◆ Task description
Check each line of the records below and collect those holding "spring".

◆ The input
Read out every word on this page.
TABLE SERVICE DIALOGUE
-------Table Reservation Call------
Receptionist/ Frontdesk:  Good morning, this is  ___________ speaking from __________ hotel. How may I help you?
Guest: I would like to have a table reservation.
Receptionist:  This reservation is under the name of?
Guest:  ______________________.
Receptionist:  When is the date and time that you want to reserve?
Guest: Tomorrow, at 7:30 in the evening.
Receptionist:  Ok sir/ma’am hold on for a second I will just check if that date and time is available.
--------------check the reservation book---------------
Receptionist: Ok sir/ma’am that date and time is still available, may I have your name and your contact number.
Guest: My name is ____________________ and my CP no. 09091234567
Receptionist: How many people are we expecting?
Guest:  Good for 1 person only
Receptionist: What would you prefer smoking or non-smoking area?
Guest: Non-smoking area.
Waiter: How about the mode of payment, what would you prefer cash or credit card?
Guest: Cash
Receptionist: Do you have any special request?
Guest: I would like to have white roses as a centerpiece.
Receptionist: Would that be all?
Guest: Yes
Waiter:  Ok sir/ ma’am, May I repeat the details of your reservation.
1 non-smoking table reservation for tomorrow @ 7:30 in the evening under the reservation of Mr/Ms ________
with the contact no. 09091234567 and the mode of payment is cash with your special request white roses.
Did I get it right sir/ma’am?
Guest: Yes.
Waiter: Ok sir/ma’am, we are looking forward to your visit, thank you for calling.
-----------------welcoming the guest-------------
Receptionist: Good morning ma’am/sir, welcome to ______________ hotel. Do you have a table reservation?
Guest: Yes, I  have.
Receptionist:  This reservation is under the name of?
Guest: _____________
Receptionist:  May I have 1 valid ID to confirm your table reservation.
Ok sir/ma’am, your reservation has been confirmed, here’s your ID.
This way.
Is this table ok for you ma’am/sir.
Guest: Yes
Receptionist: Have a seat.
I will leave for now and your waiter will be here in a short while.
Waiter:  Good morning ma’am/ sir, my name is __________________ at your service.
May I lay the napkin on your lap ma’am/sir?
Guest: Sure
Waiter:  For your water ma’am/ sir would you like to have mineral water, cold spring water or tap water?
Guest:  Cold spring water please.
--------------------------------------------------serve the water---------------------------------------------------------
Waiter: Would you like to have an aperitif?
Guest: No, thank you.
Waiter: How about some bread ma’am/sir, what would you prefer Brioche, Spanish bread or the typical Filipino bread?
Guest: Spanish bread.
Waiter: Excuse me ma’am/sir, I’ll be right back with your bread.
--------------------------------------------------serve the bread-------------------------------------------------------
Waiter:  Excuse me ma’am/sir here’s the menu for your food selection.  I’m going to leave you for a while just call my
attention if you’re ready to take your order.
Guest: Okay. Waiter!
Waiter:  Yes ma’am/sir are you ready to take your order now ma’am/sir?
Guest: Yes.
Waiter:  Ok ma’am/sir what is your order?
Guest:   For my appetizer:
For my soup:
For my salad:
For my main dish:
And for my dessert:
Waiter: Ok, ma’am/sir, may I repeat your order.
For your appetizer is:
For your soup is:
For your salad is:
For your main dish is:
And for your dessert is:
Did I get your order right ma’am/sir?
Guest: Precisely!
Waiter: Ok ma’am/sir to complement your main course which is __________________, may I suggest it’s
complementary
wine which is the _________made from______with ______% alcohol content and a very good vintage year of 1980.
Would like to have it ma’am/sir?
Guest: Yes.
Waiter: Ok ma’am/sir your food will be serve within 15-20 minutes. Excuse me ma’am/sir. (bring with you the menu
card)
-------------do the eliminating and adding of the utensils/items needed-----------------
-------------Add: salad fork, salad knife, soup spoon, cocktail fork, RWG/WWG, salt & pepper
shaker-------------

◆ The solution
Waiter:  For your water ma’am/ sir would you like to have mineral water, cold spring water or tap water?
Guest:  Cold spring water please.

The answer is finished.